[Exercise] Take the material below and write it all out again exactly.

====== Items

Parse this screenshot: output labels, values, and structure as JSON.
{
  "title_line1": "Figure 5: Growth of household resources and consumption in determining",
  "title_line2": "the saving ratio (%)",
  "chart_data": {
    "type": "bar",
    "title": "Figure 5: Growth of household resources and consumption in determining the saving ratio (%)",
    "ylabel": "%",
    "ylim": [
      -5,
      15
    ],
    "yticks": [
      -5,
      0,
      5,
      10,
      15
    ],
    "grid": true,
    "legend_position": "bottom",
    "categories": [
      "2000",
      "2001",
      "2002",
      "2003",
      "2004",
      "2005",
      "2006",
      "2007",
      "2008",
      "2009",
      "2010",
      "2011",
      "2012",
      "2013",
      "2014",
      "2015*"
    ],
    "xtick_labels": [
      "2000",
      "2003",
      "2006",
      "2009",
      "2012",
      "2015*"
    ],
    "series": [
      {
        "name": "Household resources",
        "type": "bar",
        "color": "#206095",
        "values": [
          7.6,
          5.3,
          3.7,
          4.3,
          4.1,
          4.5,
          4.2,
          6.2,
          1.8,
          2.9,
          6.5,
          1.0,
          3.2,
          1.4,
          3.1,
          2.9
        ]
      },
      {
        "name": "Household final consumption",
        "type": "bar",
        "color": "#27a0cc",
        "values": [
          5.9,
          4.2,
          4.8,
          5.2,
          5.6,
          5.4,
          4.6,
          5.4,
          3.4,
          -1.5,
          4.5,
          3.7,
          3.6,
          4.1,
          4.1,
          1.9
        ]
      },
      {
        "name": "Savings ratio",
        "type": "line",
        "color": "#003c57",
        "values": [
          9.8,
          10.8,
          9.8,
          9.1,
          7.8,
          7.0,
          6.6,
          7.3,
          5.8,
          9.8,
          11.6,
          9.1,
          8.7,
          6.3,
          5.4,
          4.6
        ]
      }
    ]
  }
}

============

[Full output]
Parse this screenshot: output labels, values, and structure as JSON.
{
  "title_line1": "Figure 5: Growth of household resources and consumption in determining",
  "title_line2": "the saving ratio (%)",
  "chart_data": {
    "type": "bar",
    "title": "Figure 5: Growth of household resources and consumption in determining the saving ratio (%)",
    "ylabel": "%",
    "ylim": [
      -5,
      15
    ],
    "yticks": [
      -5,
      0,
      5,
      10,
      15
    ],
    "grid": true,
    "legend_position": "bottom",
    "categories": [
      "2000",
      "2001",
      "2002",
      "2003",
      "2004",
      "2005",
      "2006",
      "2007",
      "2008",
      "2009",
      "2010",
      "2011",
      "2012",
      "2013",
      "2014",
      "2015*"
    ],
    "xtick_labels": [
      "2000",
      "2003",
      "2006",
      "2009",
      "2012",
      "2015*"
    ],
    "series": [
      {
        "name": "Household resources",
        "type": "bar",
        "color": "#206095",
        "values": [
          7.6,
          5.3,
          3.7,
          4.3,
          4.1,
          4.5,
          4.2,
          6.2,
          1.8,
          2.9,
          6.5,
          1.0,
          3.2,
          1.4,
          3.1,
          2.9
        ]
      },
      {
        "name": "Household final consumption",
        "type": "bar",
        "color": "#27a0cc",
        "values": [
          5.9,
          4.2,
          4.8,
          5.2,
          5.6,
          5.4,
          4.6,
          5.4,
          3.4,
          -1.5,
          4.5,
          3.7,
          3.6,
          4.1,
          4.1,
          1.9
        ]
      },
      {
        "name": "Savings ratio",
        "type": "line",
        "color": "#003c57",
        "values": [
          9.8,
          10.8,
          9.8,
          9.1,
          7.8,
          7.0,
          6.6,
          7.3,
          5.8,
          9.8,
          11.6,
          9.1,
          8.7,
          6.3,
          5.4,
          4.6
        ]
      }
    ]
  }
}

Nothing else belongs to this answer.